Task details → Wherever the word "name" appears in the entries, copy the whole line.
_____
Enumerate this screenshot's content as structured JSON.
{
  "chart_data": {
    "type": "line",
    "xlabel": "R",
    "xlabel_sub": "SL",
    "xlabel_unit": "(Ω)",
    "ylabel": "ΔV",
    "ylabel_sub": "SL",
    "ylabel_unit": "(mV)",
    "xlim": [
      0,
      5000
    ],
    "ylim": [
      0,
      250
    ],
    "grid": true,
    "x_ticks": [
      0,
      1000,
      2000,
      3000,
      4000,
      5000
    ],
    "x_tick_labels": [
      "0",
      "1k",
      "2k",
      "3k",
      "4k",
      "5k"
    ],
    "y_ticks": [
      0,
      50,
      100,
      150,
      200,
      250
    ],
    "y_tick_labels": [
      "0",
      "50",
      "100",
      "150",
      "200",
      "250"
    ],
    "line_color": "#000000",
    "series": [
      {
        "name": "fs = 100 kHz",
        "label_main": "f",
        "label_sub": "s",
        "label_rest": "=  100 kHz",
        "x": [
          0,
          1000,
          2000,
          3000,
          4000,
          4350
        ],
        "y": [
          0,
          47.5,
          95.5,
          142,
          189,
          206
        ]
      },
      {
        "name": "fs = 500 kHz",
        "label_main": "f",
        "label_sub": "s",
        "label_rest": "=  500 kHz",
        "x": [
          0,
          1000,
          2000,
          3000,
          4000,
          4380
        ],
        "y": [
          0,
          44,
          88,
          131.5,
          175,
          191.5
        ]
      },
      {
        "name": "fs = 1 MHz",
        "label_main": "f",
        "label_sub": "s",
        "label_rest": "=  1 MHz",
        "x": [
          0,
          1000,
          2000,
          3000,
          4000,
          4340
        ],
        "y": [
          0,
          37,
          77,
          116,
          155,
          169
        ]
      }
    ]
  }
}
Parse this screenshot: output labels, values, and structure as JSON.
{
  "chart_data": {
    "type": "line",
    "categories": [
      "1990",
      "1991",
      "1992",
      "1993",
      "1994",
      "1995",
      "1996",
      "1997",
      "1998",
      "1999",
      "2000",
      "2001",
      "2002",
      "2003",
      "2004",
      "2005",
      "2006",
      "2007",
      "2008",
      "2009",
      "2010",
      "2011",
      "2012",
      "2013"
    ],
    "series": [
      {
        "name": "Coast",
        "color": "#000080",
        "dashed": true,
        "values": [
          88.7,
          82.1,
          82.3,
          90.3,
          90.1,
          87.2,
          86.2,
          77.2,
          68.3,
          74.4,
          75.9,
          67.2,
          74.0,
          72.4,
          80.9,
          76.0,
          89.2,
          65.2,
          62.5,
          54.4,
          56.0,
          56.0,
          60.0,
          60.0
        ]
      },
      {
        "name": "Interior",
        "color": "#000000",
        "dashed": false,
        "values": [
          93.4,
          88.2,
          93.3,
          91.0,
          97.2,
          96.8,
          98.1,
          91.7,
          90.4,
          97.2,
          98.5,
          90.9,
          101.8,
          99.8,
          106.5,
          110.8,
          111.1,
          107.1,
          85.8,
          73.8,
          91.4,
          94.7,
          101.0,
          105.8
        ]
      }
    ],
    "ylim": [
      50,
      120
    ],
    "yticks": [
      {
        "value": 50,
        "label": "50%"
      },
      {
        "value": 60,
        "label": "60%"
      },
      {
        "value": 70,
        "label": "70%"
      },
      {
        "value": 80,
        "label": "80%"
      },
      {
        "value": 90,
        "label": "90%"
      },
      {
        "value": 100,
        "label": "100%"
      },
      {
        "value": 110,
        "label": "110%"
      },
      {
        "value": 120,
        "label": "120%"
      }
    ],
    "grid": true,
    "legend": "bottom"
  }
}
_____
Solution to the problem →
        "name": "fs = 100 kHz",
        "name": "fs = 500 kHz",
        "name": "fs = 1 MHz",
        "name": "Coast",
        "name": "Interior",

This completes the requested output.